[Stored entries]
....
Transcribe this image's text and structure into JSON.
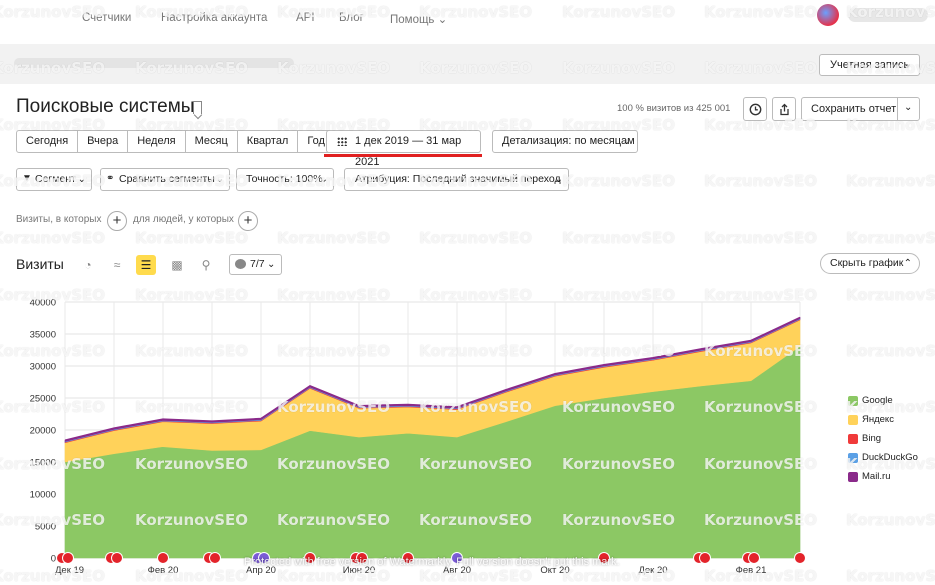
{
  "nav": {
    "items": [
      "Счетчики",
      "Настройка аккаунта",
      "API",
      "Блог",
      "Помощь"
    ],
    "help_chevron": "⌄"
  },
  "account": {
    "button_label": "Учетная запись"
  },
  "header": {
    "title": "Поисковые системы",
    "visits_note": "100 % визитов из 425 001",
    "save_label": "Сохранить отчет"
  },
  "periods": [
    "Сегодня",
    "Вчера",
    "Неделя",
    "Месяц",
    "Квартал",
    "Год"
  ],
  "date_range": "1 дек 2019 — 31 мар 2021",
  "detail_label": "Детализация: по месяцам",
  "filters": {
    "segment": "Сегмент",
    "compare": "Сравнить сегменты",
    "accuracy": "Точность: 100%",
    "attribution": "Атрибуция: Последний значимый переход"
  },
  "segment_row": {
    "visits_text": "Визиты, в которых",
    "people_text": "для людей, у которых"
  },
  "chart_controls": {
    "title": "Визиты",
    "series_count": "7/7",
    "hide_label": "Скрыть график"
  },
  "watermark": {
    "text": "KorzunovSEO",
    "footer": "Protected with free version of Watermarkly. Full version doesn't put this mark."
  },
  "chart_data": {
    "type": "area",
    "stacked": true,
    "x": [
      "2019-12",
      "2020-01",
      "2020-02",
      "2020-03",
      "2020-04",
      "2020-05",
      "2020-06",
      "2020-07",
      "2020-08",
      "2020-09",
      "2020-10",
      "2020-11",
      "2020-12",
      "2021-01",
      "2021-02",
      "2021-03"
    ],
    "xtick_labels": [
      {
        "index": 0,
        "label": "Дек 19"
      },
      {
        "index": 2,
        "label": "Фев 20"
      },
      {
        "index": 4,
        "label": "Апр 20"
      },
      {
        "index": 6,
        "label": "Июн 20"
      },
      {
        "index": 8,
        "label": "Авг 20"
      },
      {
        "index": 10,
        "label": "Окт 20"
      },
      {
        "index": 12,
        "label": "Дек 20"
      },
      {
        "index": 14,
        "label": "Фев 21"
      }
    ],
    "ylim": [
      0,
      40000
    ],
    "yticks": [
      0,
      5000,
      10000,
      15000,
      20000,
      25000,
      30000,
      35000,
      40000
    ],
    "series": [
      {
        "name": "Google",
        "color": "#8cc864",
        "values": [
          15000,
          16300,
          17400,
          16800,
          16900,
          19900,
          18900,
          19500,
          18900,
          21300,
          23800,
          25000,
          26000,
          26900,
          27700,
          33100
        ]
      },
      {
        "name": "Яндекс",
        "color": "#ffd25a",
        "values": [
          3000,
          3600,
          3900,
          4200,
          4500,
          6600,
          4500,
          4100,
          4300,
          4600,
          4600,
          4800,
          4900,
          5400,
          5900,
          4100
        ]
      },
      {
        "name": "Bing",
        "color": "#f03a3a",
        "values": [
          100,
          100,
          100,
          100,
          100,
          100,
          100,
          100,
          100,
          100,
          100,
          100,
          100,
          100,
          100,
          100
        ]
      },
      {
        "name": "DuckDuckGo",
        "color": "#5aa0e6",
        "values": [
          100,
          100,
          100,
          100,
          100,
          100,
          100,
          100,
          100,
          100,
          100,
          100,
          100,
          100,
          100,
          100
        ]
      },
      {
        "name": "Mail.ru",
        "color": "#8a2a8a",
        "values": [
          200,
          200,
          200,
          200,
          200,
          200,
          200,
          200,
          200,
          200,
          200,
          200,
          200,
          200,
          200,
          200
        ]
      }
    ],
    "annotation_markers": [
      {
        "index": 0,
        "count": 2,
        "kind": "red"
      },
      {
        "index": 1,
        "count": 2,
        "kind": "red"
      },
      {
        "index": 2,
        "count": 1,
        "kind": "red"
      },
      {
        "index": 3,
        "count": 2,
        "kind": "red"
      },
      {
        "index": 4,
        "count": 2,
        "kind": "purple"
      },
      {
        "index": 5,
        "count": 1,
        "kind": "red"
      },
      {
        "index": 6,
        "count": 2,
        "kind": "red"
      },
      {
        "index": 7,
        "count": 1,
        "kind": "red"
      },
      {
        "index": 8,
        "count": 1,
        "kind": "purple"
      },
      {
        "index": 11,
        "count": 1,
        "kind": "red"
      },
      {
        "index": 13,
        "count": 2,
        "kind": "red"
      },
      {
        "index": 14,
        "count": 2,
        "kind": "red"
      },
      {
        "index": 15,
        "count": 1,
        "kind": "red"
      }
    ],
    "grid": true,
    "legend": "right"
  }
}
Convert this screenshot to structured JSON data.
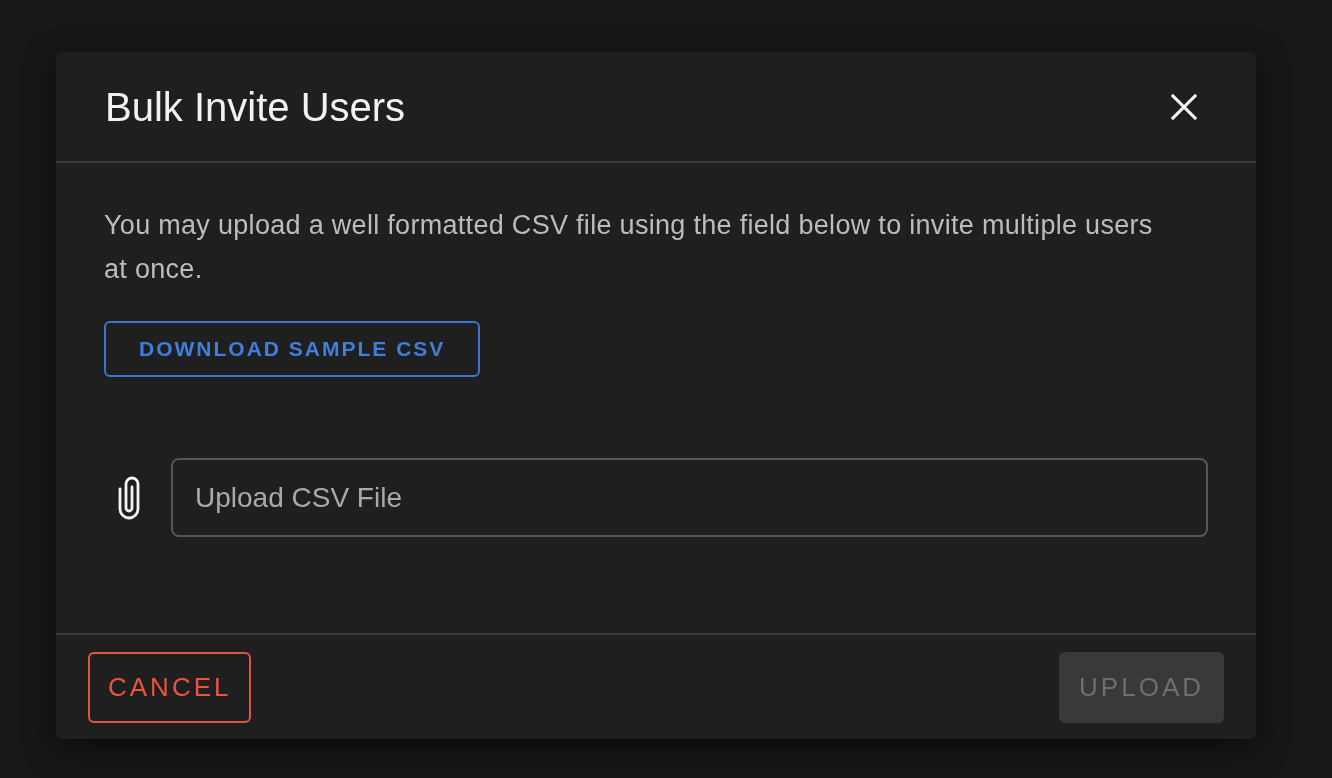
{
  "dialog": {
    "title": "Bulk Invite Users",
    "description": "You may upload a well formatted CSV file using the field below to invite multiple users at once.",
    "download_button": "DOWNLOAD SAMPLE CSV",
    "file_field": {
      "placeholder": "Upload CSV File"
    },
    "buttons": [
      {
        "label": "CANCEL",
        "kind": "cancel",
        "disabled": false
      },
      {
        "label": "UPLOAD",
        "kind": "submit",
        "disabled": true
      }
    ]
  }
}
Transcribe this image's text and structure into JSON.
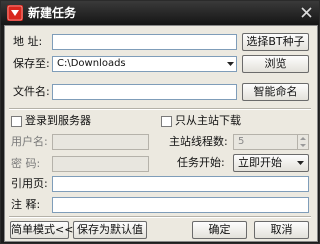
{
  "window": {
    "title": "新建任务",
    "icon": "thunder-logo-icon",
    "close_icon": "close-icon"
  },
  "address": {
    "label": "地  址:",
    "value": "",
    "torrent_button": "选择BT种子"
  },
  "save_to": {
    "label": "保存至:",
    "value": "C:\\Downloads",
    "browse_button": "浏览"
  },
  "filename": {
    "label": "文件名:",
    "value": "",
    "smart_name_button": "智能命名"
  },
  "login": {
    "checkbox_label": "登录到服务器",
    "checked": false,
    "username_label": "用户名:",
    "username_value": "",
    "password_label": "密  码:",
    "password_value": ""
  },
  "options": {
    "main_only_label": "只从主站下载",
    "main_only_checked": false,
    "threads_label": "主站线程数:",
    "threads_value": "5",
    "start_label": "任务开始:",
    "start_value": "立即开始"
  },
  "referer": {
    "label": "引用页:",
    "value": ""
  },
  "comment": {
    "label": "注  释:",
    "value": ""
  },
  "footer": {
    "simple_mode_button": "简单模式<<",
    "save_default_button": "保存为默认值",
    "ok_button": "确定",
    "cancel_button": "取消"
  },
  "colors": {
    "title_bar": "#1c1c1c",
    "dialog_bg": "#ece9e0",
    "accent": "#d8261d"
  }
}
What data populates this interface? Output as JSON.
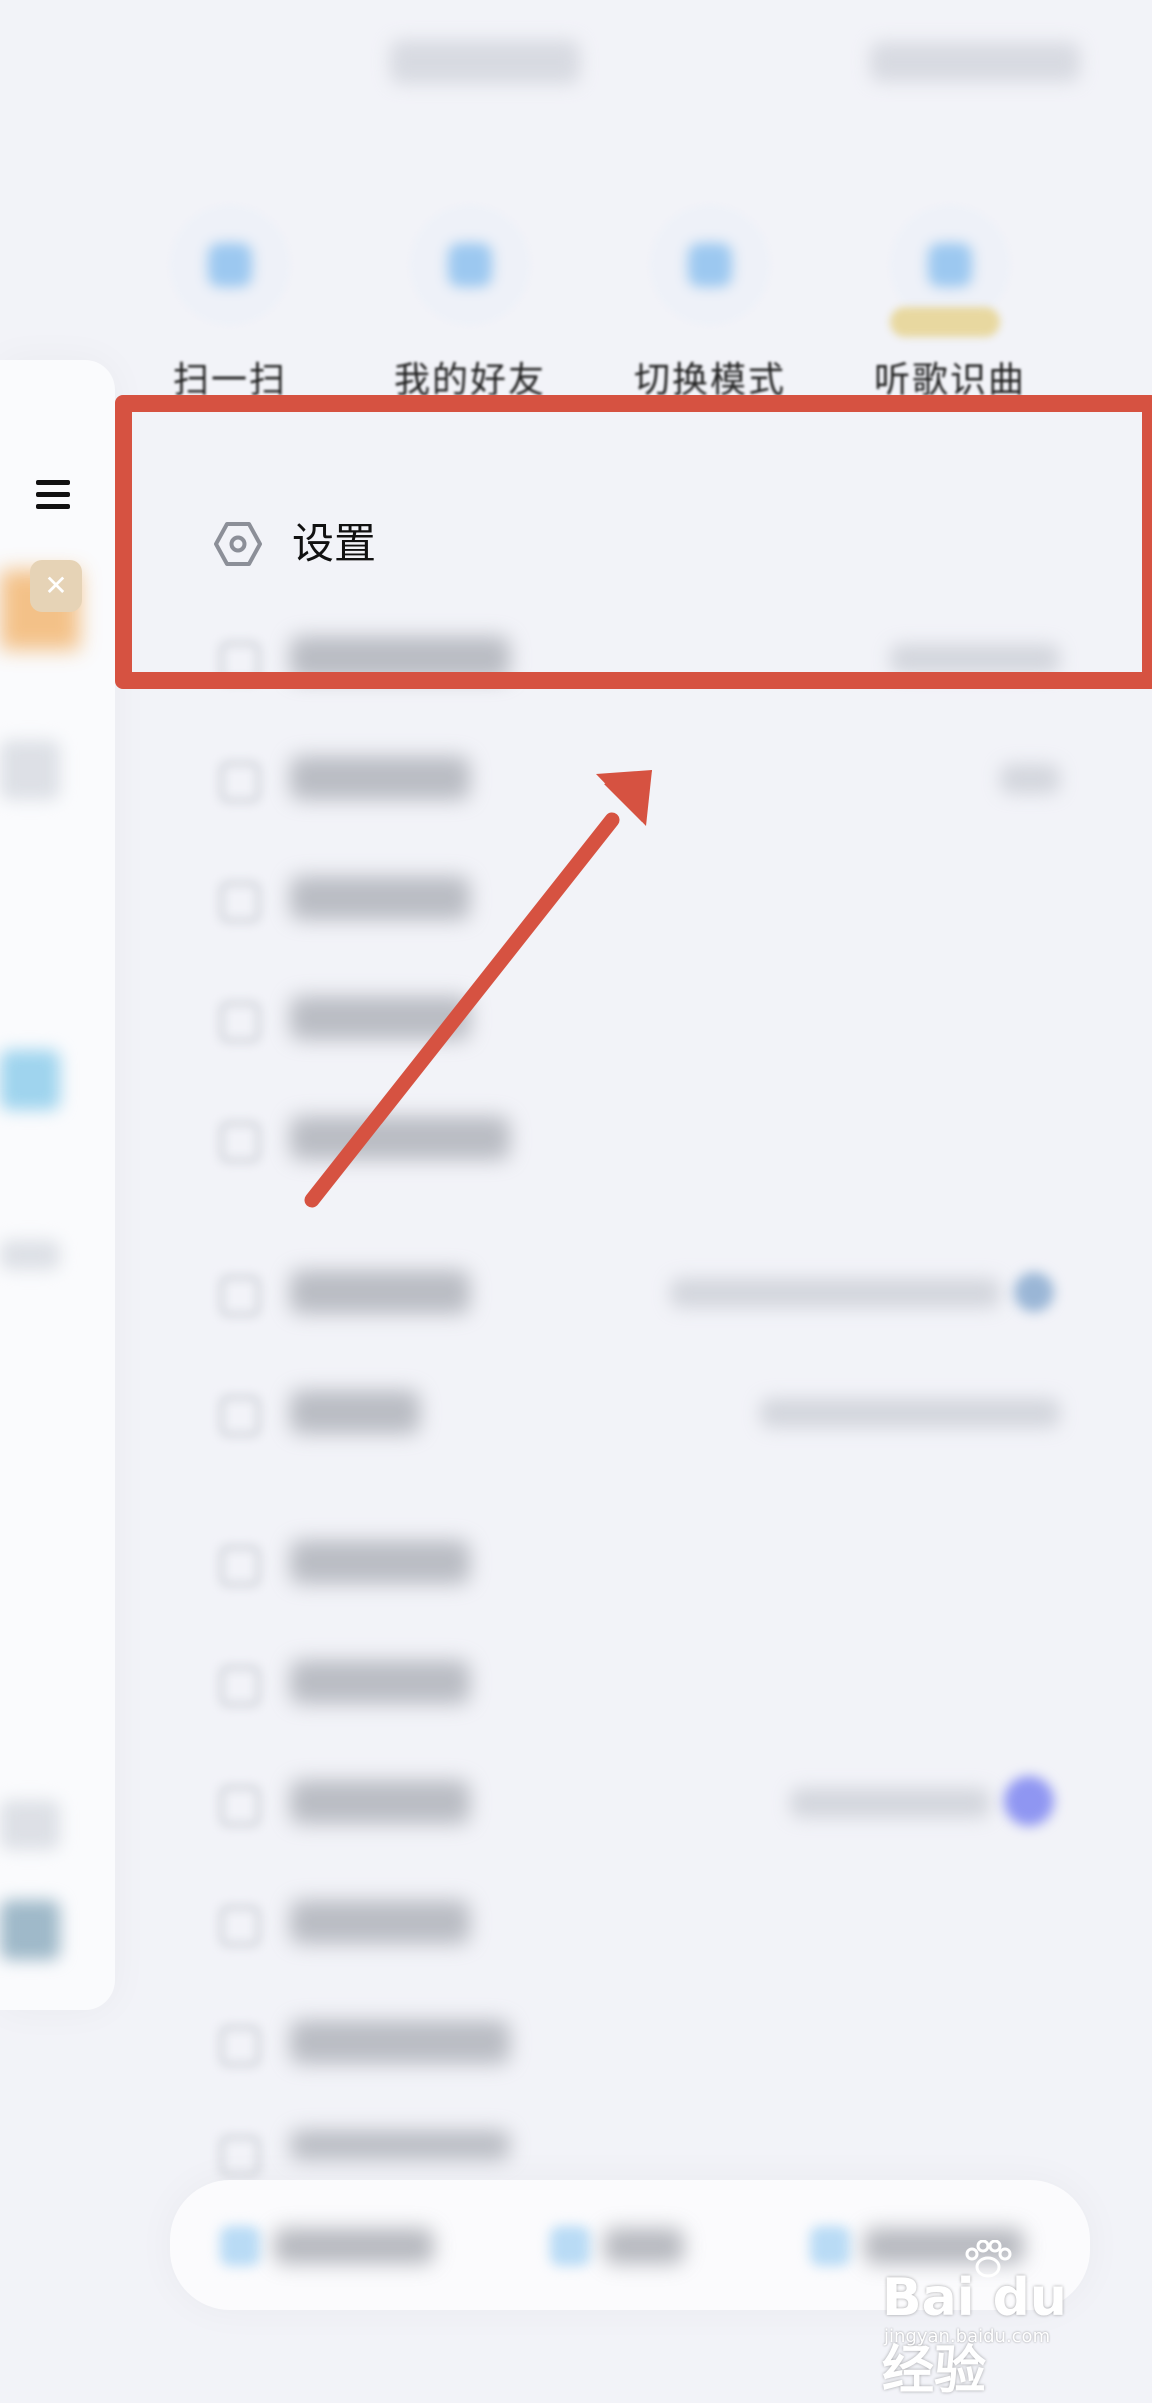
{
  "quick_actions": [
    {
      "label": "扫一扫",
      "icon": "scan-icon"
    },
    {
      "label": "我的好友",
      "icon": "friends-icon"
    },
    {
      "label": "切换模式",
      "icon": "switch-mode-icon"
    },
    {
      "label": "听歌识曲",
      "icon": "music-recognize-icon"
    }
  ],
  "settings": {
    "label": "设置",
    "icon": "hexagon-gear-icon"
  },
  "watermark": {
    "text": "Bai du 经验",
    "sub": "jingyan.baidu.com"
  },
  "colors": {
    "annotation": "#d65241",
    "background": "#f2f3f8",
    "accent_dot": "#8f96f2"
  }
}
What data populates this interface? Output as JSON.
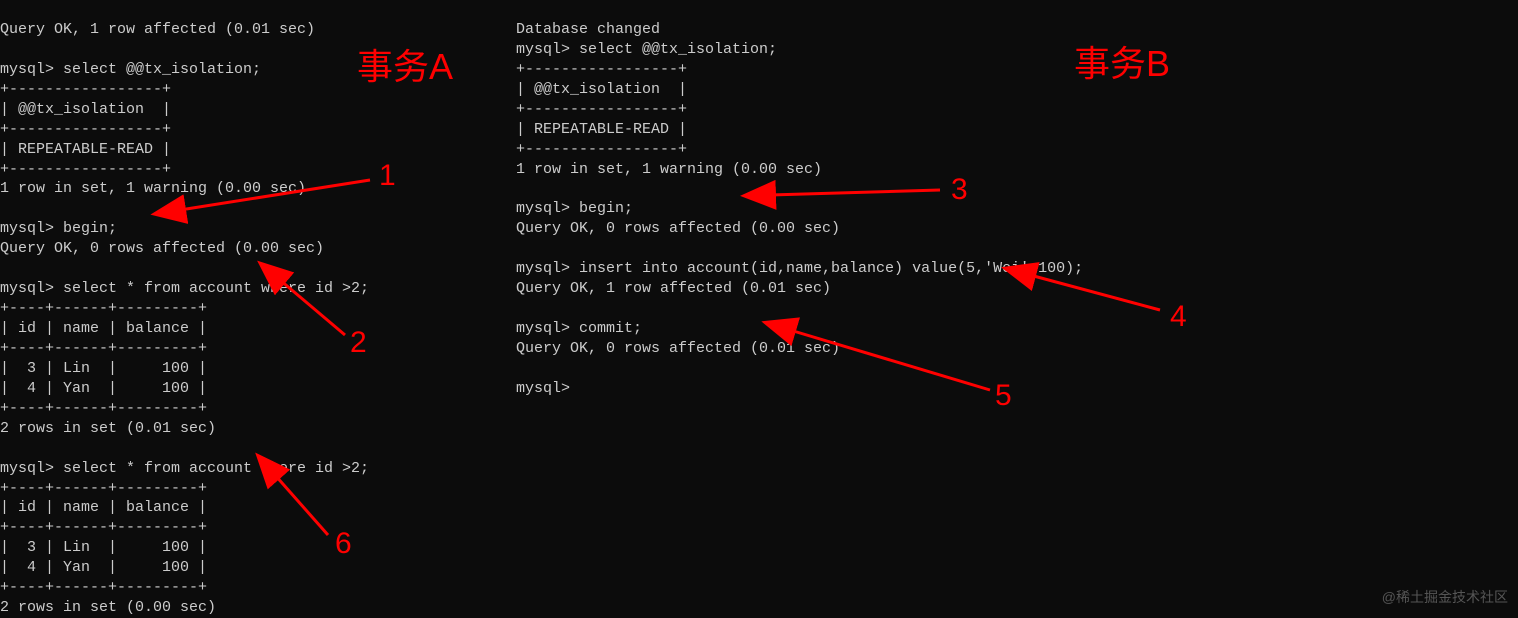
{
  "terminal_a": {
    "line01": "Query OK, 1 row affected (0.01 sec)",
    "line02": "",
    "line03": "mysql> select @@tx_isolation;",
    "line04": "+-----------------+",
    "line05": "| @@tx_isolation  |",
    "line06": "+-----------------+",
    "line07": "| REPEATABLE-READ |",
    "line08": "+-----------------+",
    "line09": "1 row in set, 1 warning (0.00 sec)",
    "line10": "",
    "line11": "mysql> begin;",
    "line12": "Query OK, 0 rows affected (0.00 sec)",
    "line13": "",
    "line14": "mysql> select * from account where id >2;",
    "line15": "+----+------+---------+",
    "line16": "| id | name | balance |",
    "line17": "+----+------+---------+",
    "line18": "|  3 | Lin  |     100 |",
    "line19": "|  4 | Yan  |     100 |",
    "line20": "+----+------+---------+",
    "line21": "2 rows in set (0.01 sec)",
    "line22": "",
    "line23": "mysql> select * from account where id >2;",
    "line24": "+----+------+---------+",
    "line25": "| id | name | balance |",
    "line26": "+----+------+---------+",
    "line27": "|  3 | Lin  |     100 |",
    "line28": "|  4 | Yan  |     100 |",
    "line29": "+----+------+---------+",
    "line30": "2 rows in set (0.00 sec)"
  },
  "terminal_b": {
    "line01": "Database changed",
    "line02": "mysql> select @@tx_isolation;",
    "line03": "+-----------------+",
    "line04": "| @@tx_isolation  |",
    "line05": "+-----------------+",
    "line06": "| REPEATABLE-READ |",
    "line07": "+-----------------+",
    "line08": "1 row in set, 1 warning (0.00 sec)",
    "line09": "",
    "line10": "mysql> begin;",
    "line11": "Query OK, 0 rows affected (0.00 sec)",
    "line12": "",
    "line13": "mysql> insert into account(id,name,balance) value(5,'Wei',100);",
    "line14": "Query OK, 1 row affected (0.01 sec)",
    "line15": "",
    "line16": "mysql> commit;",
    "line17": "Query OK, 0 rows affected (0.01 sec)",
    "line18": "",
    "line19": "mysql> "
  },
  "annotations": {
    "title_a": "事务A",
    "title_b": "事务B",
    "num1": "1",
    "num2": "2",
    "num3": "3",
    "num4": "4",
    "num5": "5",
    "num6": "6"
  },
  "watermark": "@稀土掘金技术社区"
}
....
§ **Problem details**
Determine the number of lines in the entries above where the string "Визиты" appears. Answer with the number alone.

§ **The response**
2